BRIEF: Every entry must be repeated exactly. Exclude all pictures.

DATA TO PROCESS:
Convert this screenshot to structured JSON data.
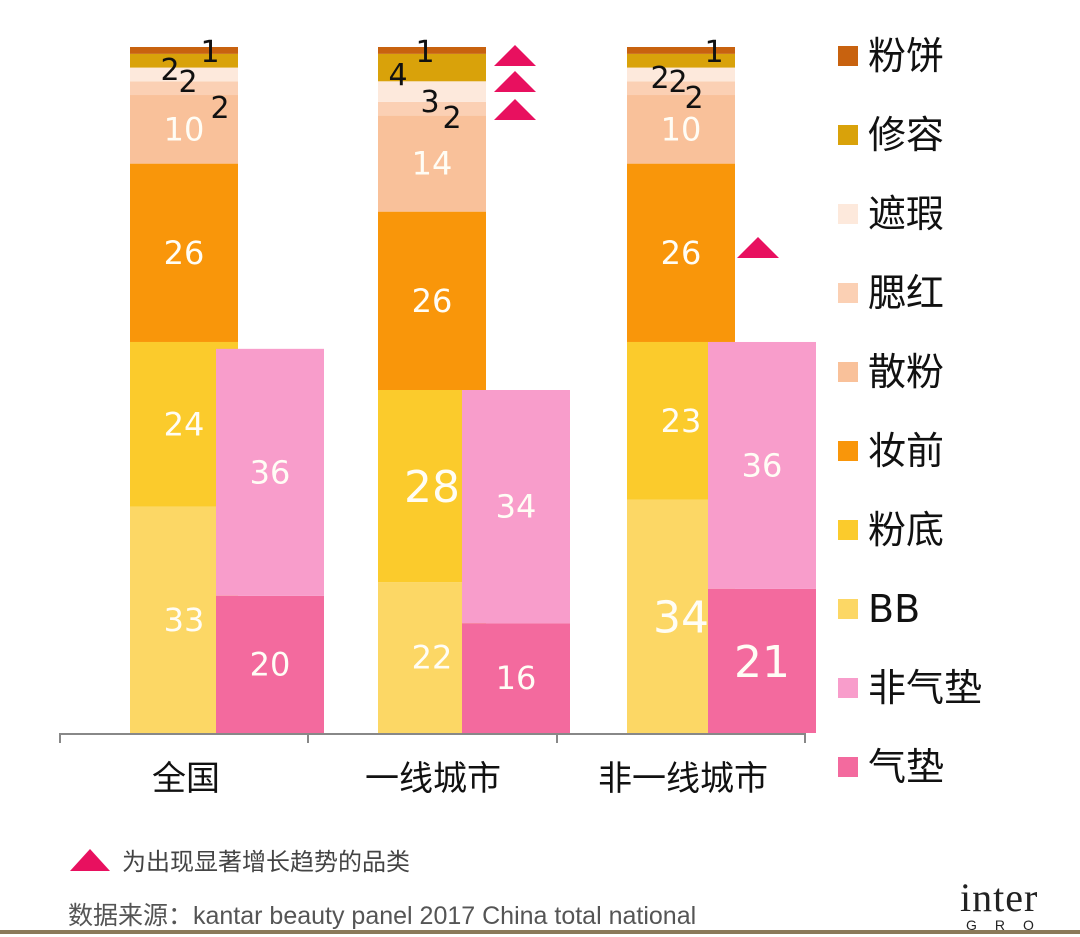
{
  "chart_data": {
    "type": "bar",
    "stacked": true,
    "categories": [
      "全国",
      "一线城市",
      "非一线城市"
    ],
    "groups": [
      {
        "category": "全国",
        "series": [
          {
            "name": "BB",
            "value": 33
          },
          {
            "name": "粉底",
            "value": 24
          },
          {
            "name": "妆前",
            "value": 26
          },
          {
            "name": "散粉",
            "value": 10
          },
          {
            "name": "腮红",
            "value": 2
          },
          {
            "name": "遮瑕",
            "value": 2
          },
          {
            "name": "修容",
            "value": 2
          },
          {
            "name": "粉饼",
            "value": 1
          }
        ],
        "cushion": [
          {
            "name": "气垫",
            "value": 20
          },
          {
            "name": "非气垫",
            "value": 36
          }
        ],
        "growth_markers": []
      },
      {
        "category": "一线城市",
        "series": [
          {
            "name": "BB",
            "value": 22
          },
          {
            "name": "粉底",
            "value": 28
          },
          {
            "name": "妆前",
            "value": 26
          },
          {
            "name": "散粉",
            "value": 14
          },
          {
            "name": "腮红",
            "value": 2
          },
          {
            "name": "遮瑕",
            "value": 3
          },
          {
            "name": "修容",
            "value": 4
          },
          {
            "name": "粉饼",
            "value": 1
          }
        ],
        "cushion": [
          {
            "name": "气垫",
            "value": 16
          },
          {
            "name": "非气垫",
            "value": 34
          }
        ],
        "growth_markers": [
          "修容",
          "遮瑕",
          "腮红"
        ]
      },
      {
        "category": "非一线城市",
        "series": [
          {
            "name": "BB",
            "value": 34
          },
          {
            "name": "粉底",
            "value": 23
          },
          {
            "name": "妆前",
            "value": 26
          },
          {
            "name": "散粉",
            "value": 10
          },
          {
            "name": "腮红",
            "value": 2
          },
          {
            "name": "遮瑕",
            "value": 2
          },
          {
            "name": "修容",
            "value": 2
          },
          {
            "name": "粉饼",
            "value": 1
          }
        ],
        "cushion": [
          {
            "name": "气垫",
            "value": 21
          },
          {
            "name": "非气垫",
            "value": 36
          }
        ],
        "growth_markers": [
          "妆前"
        ]
      }
    ],
    "legend": [
      {
        "name": "粉饼",
        "color": "#c8620f"
      },
      {
        "name": "修容",
        "color": "#d9a20a"
      },
      {
        "name": "遮瑕",
        "color": "#fde9dc"
      },
      {
        "name": "腮红",
        "color": "#fbd0b4"
      },
      {
        "name": "散粉",
        "color": "#f9c19a"
      },
      {
        "name": "妆前",
        "color": "#f9960a"
      },
      {
        "name": "粉底",
        "color": "#fbcb2c"
      },
      {
        "name": "BB",
        "color": "#fcd765"
      },
      {
        "name": "非气垫",
        "color": "#f89dcb"
      },
      {
        "name": "气垫",
        "color": "#f36a9e"
      }
    ],
    "legend_position": "right",
    "marker_color": "#e8105f",
    "grid": false
  },
  "footnote": {
    "text": "为出现显著增长趋势的品类"
  },
  "source": {
    "text": "数据来源：kantar beauty panel 2017 China total national"
  },
  "logo": {
    "text": "inter",
    "subtext": "GRO"
  }
}
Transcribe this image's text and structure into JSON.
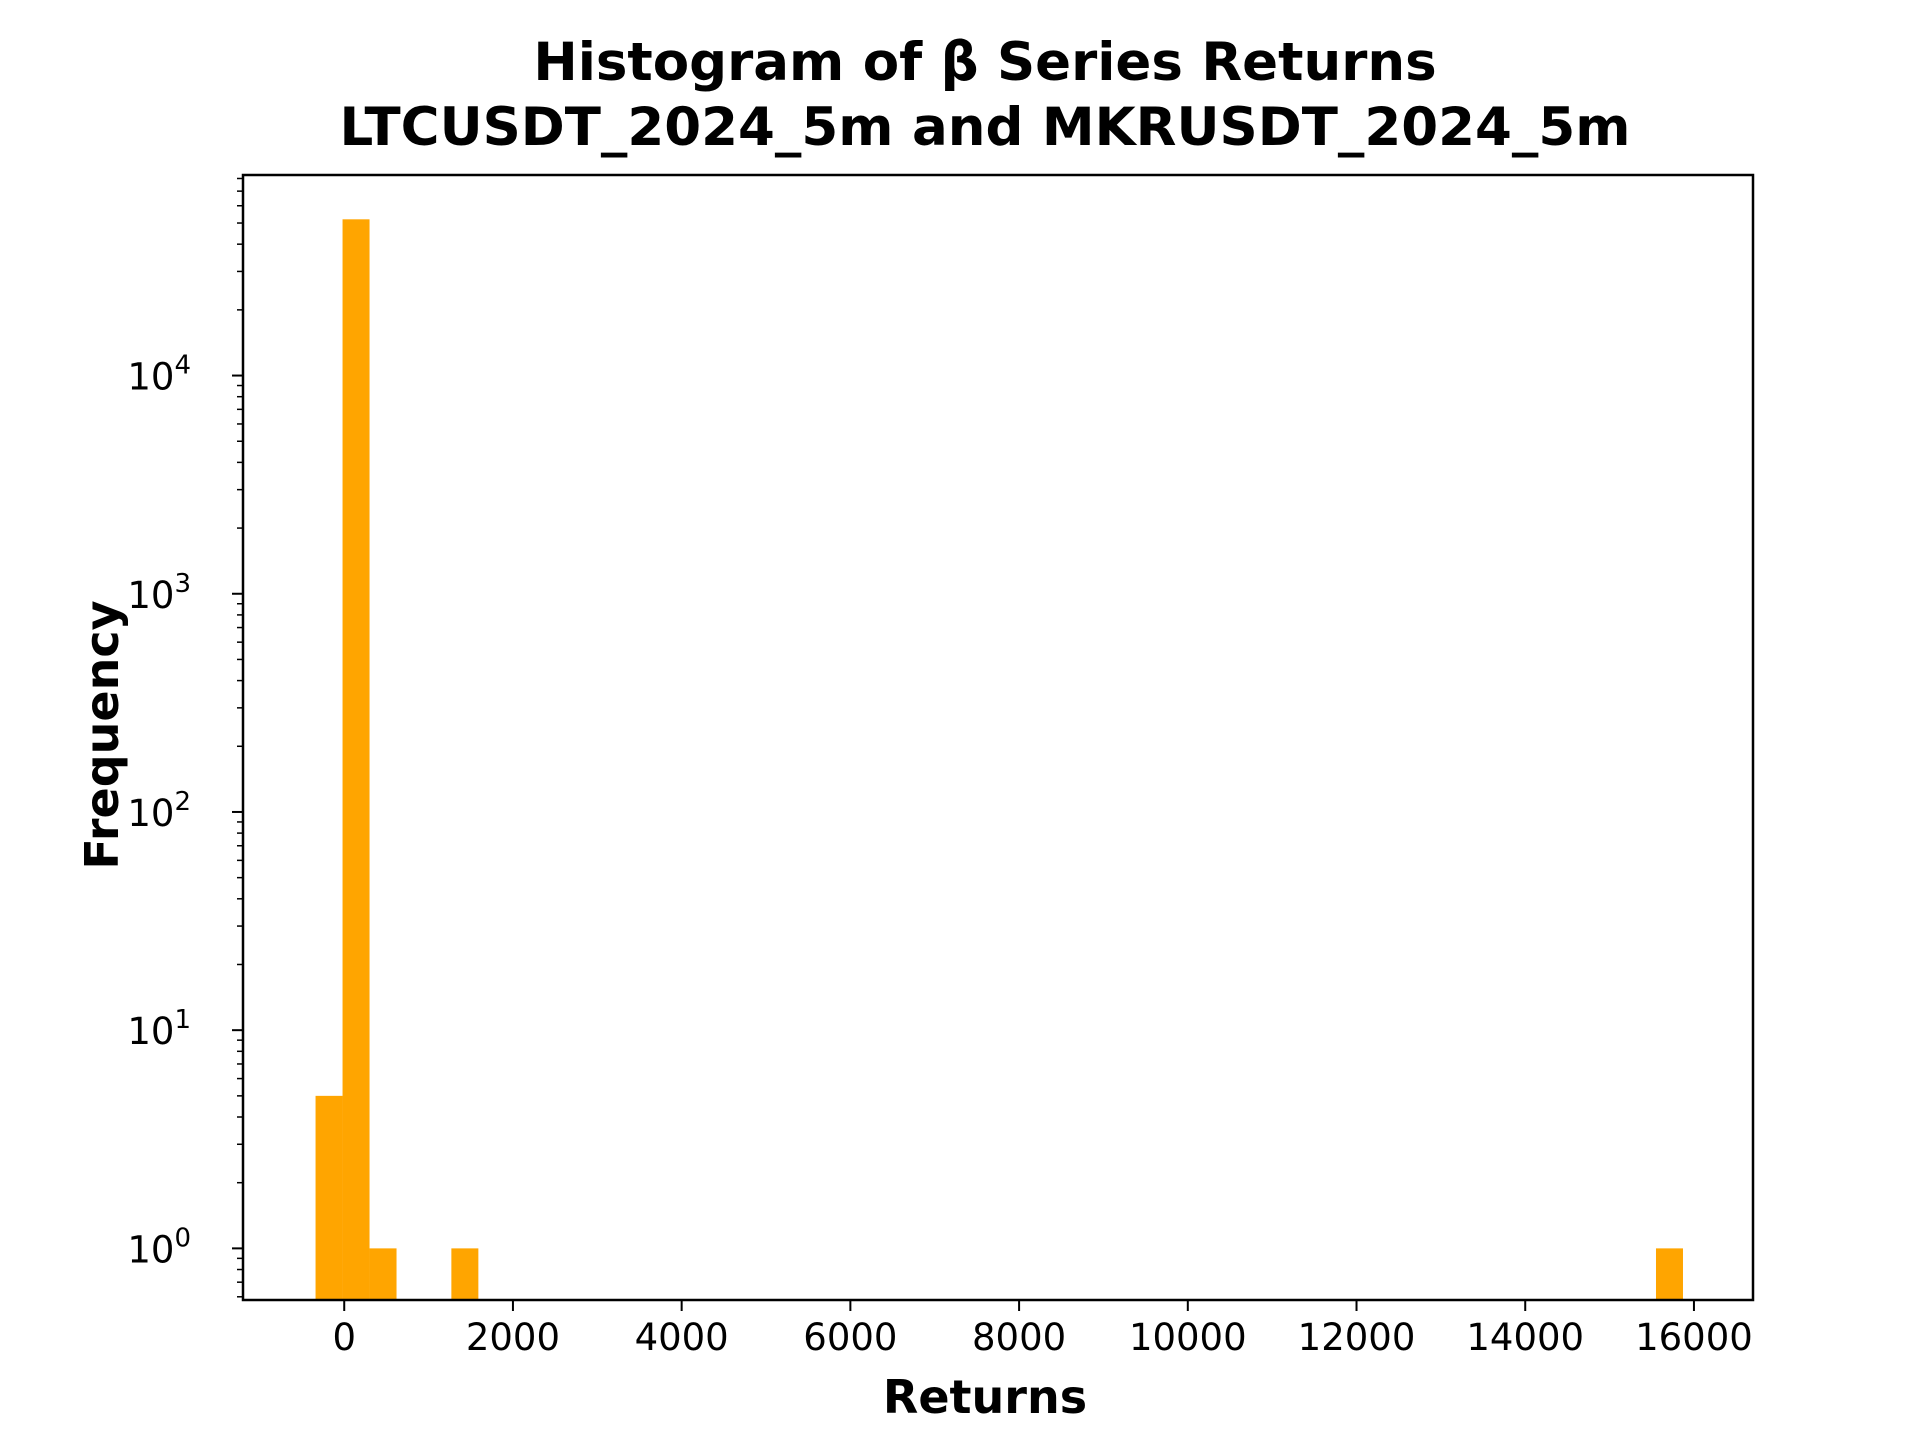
{
  "chart_data": {
    "type": "bar",
    "title": "Histogram of β Series Returns",
    "subtitle": "LTCUSDT_2024_5m and MKRUSDT_2024_5m",
    "xlabel": "Returns",
    "ylabel": "Frequency",
    "yscale": "log",
    "bar_color": "#FFA500",
    "xlim": [
      -1200,
      16700
    ],
    "ylim": [
      0.58,
      83000
    ],
    "x_ticks": [
      0,
      2000,
      4000,
      6000,
      8000,
      10000,
      12000,
      14000,
      16000
    ],
    "x_tick_labels": [
      "0",
      "2000",
      "4000",
      "6000",
      "8000",
      "10000",
      "12000",
      "14000",
      "16000"
    ],
    "y_ticks": [
      {
        "base": "10",
        "exp": "0",
        "value": 1
      },
      {
        "base": "10",
        "exp": "1",
        "value": 10
      },
      {
        "base": "10",
        "exp": "2",
        "value": 100
      },
      {
        "base": "10",
        "exp": "3",
        "value": 1000
      },
      {
        "base": "10",
        "exp": "4",
        "value": 10000
      }
    ],
    "bins": [
      {
        "x0": -340,
        "x1": -20,
        "count": 5
      },
      {
        "x0": -20,
        "x1": 300,
        "count": 52000
      },
      {
        "x0": 300,
        "x1": 620,
        "count": 1
      },
      {
        "x0": 1270,
        "x1": 1590,
        "count": 1
      },
      {
        "x0": 15550,
        "x1": 15870,
        "count": 1
      }
    ],
    "grid": false,
    "legend": "none"
  }
}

WRITTEN RESPONSE:
Convert this screenshot to structured JSON data.
{
  "chart_data": {
    "type": "bar",
    "stacked": true,
    "categories": [
      "全国",
      "一线城市",
      "非一线城市"
    ],
    "groups": [
      {
        "category": "全国",
        "series": [
          {
            "name": "BB",
            "value": 33
          },
          {
            "name": "粉底",
            "value": 24
          },
          {
            "name": "妆前",
            "value": 26
          },
          {
            "name": "散粉",
            "value": 10
          },
          {
            "name": "腮红",
            "value": 2
          },
          {
            "name": "遮瑕",
            "value": 2
          },
          {
            "name": "修容",
            "value": 2
          },
          {
            "name": "粉饼",
            "value": 1
          }
        ],
        "cushion": [
          {
            "name": "气垫",
            "value": 20
          },
          {
            "name": "非气垫",
            "value": 36
          }
        ],
        "growth_markers": []
      },
      {
        "category": "一线城市",
        "series": [
          {
            "name": "BB",
            "value": 22
          },
          {
            "name": "粉底",
            "value": 28
          },
          {
            "name": "妆前",
            "value": 26
          },
          {
            "name": "散粉",
            "value": 14
          },
          {
            "name": "腮红",
            "value": 2
          },
          {
            "name": "遮瑕",
            "value": 3
          },
          {
            "name": "修容",
            "value": 4
          },
          {
            "name": "粉饼",
            "value": 1
          }
        ],
        "cushion": [
          {
            "name": "气垫",
            "value": 16
          },
          {
            "name": "非气垫",
            "value": 34
          }
        ],
        "growth_markers": [
          "修容",
          "遮瑕",
          "腮红"
        ]
      },
      {
        "category": "非一线城市",
        "series": [
          {
            "name": "BB",
            "value": 34
          },
          {
            "name": "粉底",
            "value": 23
          },
          {
            "name": "妆前",
            "value": 26
          },
          {
            "name": "散粉",
            "value": 10
          },
          {
            "name": "腮红",
            "value": 2
          },
          {
            "name": "遮瑕",
            "value": 2
          },
          {
            "name": "修容",
            "value": 2
          },
          {
            "name": "粉饼",
            "value": 1
          }
        ],
        "cushion": [
          {
            "name": "气垫",
            "value": 21
          },
          {
            "name": "非气垫",
            "value": 36
          }
        ],
        "growth_markers": [
          "妆前"
        ]
      }
    ],
    "legend": [
      {
        "name": "粉饼",
        "color": "#c8620f"
      },
      {
        "name": "修容",
        "color": "#d9a20a"
      },
      {
        "name": "遮瑕",
        "color": "#fde9dc"
      },
      {
        "name": "腮红",
        "color": "#fbd0b4"
      },
      {
        "name": "散粉",
        "color": "#f9c19a"
      },
      {
        "name": "妆前",
        "color": "#f9960a"
      },
      {
        "name": "粉底",
        "color": "#fbcb2c"
      },
      {
        "name": "BB",
        "color": "#fcd765"
      },
      {
        "name": "非气垫",
        "color": "#f89dcb"
      },
      {
        "name": "气垫",
        "color": "#f36a9e"
      }
    ],
    "legend_position": "right",
    "marker_color": "#e8105f",
    "grid": false
  },
  "footnote": {
    "text": "为出现显著增长趋势的品类"
  },
  "source": {
    "text": "数据来源：kantar beauty panel 2017 China total national"
  },
  "logo": {
    "text": "inter",
    "subtext": "GRO"
  }
}
Transcribe this image's text and structure into JSON.
{
  "chart_data": {
    "type": "bar",
    "title": "Histogram of β Series Returns",
    "subtitle": "LTCUSDT_2024_5m and MKRUSDT_2024_5m",
    "xlabel": "Returns",
    "ylabel": "Frequency",
    "yscale": "log",
    "bar_color": "#FFA500",
    "xlim": [
      -1200,
      16700
    ],
    "ylim": [
      0.58,
      83000
    ],
    "x_ticks": [
      0,
      2000,
      4000,
      6000,
      8000,
      10000,
      12000,
      14000,
      16000
    ],
    "x_tick_labels": [
      "0",
      "2000",
      "4000",
      "6000",
      "8000",
      "10000",
      "12000",
      "14000",
      "16000"
    ],
    "y_ticks": [
      {
        "base": "10",
        "exp": "0",
        "value": 1
      },
      {
        "base": "10",
        "exp": "1",
        "value": 10
      },
      {
        "base": "10",
        "exp": "2",
        "value": 100
      },
      {
        "base": "10",
        "exp": "3",
        "value": 1000
      },
      {
        "base": "10",
        "exp": "4",
        "value": 10000
      }
    ],
    "bins": [
      {
        "x0": -340,
        "x1": -20,
        "count": 5
      },
      {
        "x0": -20,
        "x1": 300,
        "count": 52000
      },
      {
        "x0": 300,
        "x1": 620,
        "count": 1
      },
      {
        "x0": 1270,
        "x1": 1590,
        "count": 1
      },
      {
        "x0": 15550,
        "x1": 15870,
        "count": 1
      }
    ],
    "grid": false,
    "legend": "none"
  }
}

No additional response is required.